-- REQUIREMENT --
Give every line from the entries that contains "póde".

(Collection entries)
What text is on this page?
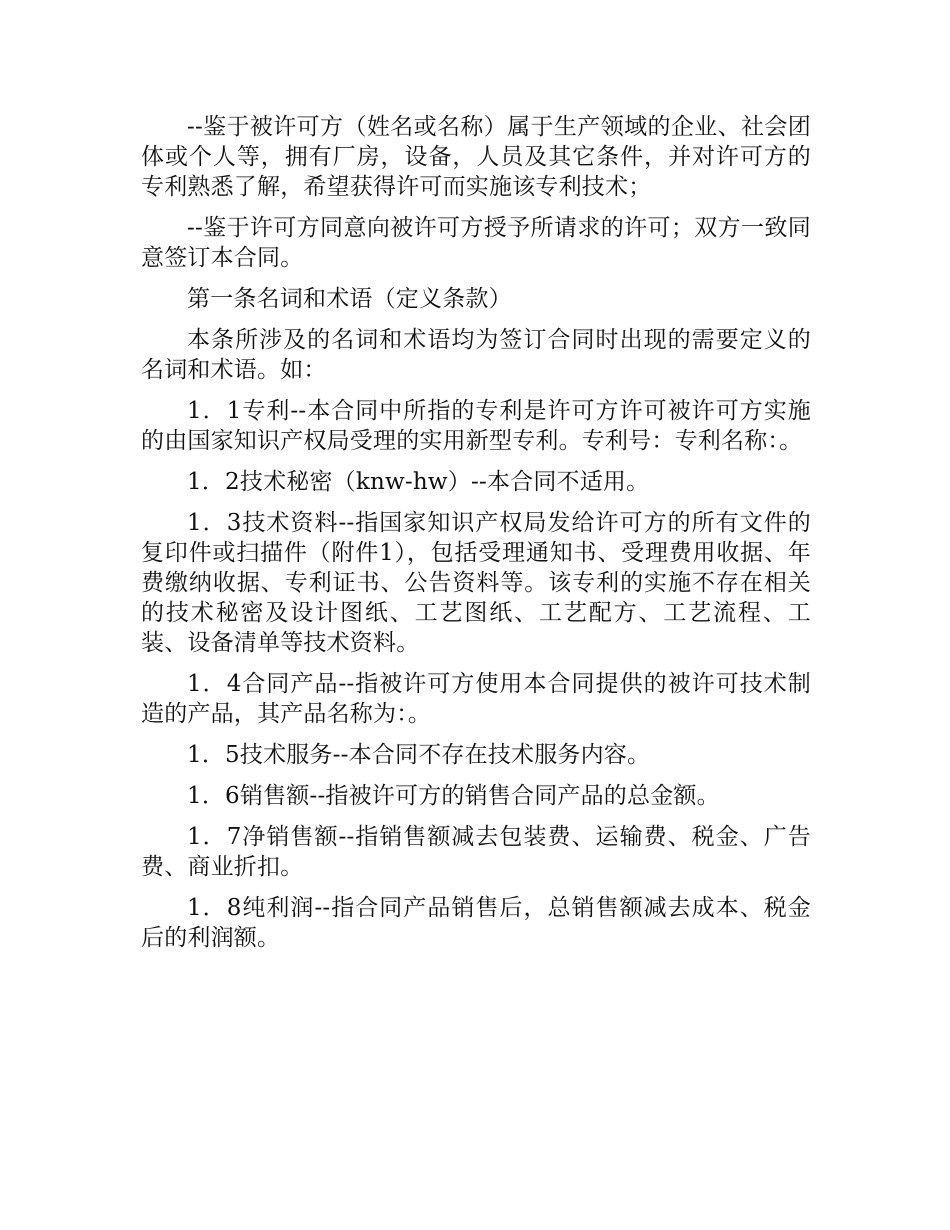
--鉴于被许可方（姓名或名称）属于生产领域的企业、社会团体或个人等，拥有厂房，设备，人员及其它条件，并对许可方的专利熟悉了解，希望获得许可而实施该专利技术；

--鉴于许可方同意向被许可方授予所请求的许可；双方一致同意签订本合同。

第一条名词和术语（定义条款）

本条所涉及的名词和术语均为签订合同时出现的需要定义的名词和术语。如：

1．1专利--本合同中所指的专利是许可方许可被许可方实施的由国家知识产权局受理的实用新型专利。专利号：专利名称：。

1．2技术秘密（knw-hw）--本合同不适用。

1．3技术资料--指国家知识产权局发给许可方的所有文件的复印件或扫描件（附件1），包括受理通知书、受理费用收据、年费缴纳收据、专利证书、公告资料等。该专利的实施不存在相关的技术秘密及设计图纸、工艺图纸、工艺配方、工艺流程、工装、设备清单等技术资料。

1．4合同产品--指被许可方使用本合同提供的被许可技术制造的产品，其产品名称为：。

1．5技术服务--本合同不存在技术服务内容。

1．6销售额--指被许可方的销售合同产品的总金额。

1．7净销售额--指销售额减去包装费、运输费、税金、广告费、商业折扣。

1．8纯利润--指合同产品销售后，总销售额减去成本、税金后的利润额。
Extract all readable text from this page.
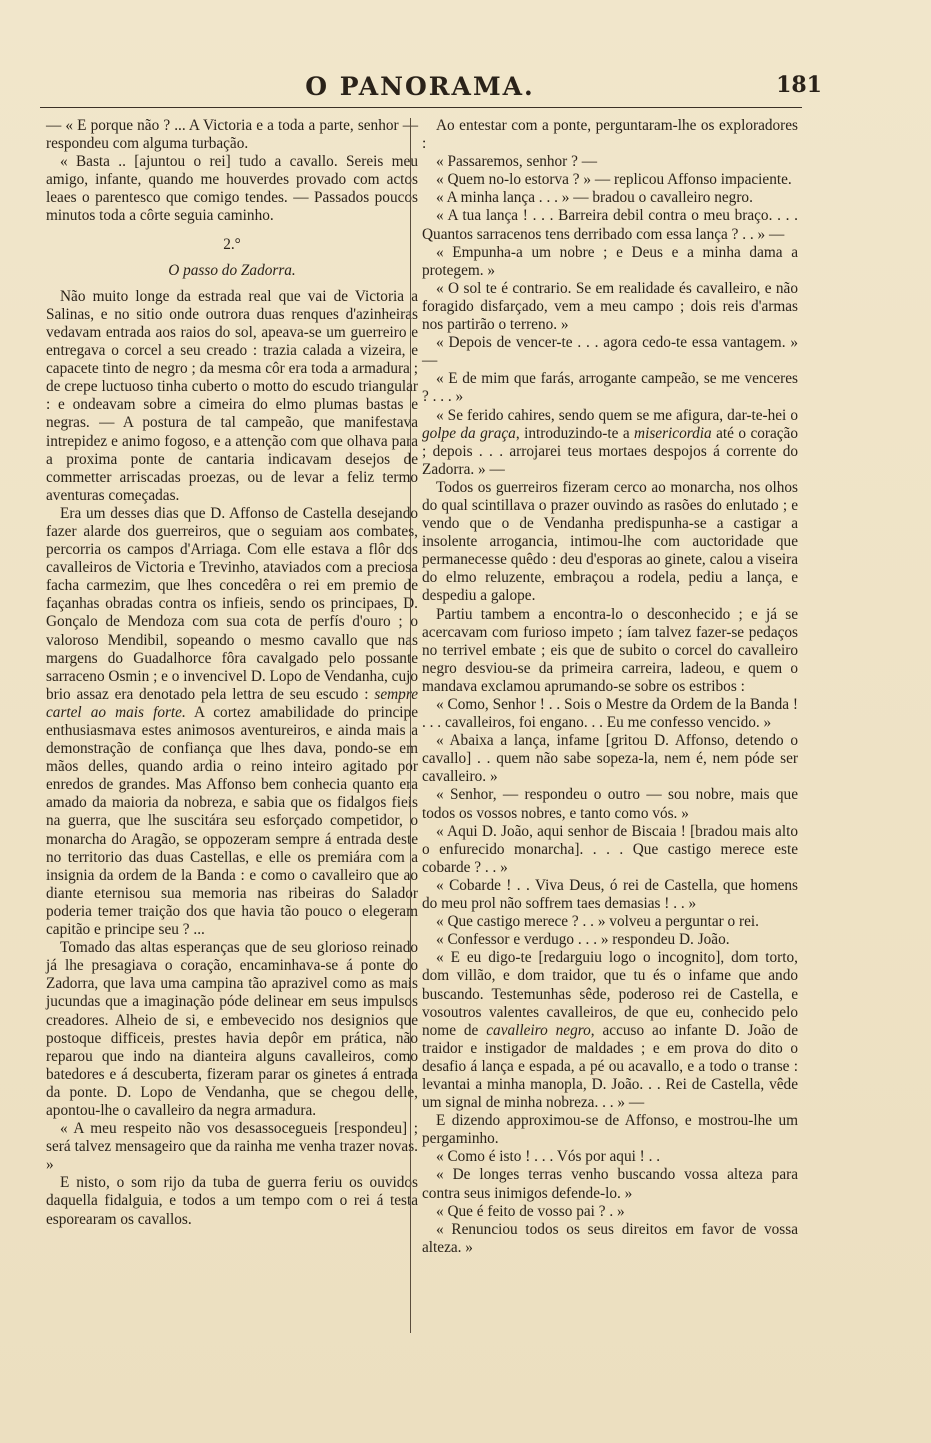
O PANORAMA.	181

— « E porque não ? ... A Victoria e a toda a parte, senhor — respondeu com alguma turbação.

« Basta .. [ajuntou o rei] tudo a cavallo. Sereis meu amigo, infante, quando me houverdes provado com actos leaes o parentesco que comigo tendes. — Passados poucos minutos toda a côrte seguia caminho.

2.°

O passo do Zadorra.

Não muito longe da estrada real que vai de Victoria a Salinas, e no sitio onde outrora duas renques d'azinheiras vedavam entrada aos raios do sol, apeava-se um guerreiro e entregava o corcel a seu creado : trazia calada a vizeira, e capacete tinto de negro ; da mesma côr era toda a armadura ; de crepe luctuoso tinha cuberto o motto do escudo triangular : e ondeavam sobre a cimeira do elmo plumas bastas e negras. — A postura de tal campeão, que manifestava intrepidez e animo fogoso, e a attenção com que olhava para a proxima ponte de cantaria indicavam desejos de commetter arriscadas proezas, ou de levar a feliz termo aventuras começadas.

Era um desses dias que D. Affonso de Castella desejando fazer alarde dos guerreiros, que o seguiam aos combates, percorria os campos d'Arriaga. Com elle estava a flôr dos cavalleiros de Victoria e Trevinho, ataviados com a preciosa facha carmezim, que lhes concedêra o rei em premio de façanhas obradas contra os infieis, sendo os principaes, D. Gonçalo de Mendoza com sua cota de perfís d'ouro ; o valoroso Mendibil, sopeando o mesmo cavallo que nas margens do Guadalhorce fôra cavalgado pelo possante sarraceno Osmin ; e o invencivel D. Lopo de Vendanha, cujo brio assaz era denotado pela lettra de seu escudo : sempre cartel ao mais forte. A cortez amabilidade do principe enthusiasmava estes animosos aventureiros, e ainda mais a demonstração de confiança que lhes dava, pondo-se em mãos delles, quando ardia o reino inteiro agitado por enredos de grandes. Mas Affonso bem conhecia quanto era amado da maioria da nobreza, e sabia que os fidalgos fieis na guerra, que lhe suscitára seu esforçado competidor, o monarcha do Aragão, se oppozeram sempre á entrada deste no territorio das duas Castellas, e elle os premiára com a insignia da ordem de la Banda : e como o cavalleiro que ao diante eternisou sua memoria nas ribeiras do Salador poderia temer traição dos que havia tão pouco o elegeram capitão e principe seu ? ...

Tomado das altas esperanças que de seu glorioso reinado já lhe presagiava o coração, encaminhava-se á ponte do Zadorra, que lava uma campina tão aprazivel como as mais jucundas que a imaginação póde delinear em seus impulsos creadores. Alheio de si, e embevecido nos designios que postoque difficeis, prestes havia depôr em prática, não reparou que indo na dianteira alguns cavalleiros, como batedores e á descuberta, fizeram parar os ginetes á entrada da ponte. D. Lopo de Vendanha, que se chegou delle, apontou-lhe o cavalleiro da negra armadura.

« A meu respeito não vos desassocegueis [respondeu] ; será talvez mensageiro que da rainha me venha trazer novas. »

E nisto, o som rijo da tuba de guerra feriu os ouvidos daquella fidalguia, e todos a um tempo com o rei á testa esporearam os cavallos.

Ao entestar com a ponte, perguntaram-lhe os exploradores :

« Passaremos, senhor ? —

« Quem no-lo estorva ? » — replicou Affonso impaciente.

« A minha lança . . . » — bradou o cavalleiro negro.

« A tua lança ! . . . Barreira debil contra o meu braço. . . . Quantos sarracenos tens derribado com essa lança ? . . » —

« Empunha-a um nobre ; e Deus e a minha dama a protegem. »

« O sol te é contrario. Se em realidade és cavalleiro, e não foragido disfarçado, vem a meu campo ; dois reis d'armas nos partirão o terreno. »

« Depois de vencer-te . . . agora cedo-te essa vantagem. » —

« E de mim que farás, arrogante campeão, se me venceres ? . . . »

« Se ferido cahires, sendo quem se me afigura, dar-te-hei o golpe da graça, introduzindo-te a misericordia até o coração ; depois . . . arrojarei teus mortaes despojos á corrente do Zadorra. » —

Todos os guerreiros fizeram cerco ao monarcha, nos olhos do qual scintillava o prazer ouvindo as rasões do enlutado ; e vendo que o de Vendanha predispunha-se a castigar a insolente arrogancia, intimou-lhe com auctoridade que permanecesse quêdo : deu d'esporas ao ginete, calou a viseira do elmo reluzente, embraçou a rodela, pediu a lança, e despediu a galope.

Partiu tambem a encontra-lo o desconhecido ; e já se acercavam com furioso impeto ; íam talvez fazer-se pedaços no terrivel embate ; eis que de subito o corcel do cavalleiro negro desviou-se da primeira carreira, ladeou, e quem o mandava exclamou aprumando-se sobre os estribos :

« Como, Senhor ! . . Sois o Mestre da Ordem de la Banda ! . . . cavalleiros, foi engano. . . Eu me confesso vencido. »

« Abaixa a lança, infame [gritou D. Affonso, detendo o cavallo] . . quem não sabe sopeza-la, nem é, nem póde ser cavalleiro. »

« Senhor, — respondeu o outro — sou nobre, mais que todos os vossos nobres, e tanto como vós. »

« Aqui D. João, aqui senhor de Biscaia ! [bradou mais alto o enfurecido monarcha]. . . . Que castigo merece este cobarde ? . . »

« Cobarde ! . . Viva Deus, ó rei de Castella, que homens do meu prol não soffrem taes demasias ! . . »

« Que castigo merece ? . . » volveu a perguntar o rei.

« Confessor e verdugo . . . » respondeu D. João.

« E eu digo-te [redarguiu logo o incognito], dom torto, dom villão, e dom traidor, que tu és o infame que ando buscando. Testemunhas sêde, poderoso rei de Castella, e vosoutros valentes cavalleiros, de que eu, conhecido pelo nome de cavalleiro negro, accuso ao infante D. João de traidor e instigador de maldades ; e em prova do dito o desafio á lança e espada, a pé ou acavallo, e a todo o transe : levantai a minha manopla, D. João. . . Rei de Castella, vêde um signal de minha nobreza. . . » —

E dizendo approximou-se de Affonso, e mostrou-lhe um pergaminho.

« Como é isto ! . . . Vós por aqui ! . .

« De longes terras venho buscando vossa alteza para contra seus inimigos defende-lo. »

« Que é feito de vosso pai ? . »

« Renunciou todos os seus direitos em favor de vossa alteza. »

-- THE OUTPUT --
Tomado das altas esperanças que de seu glorioso reinado já lhe presagiava o coração, encaminhava-se á ponte do Zadorra, que lava uma campina tão aprazivel como as mais jucundas que a imaginação póde delinear em seus impulsos creadores. Alheio de si, e embevecido nos designios que postoque difficeis, prestes havia depôr em prática, não reparou que indo na dianteira alguns cavalleiros, como batedores e á descuberta, fizeram parar os ginetes á entrada da ponte. D. Lopo de Vendanha, que se chegou delle, apontou-lhe o cavalleiro da negra armadura.
« Abaixa a lança, infame [gritou D. Affonso, detendo o cavallo] . . quem não sabe sopeza-la, nem é, nem póde ser cavalleiro. »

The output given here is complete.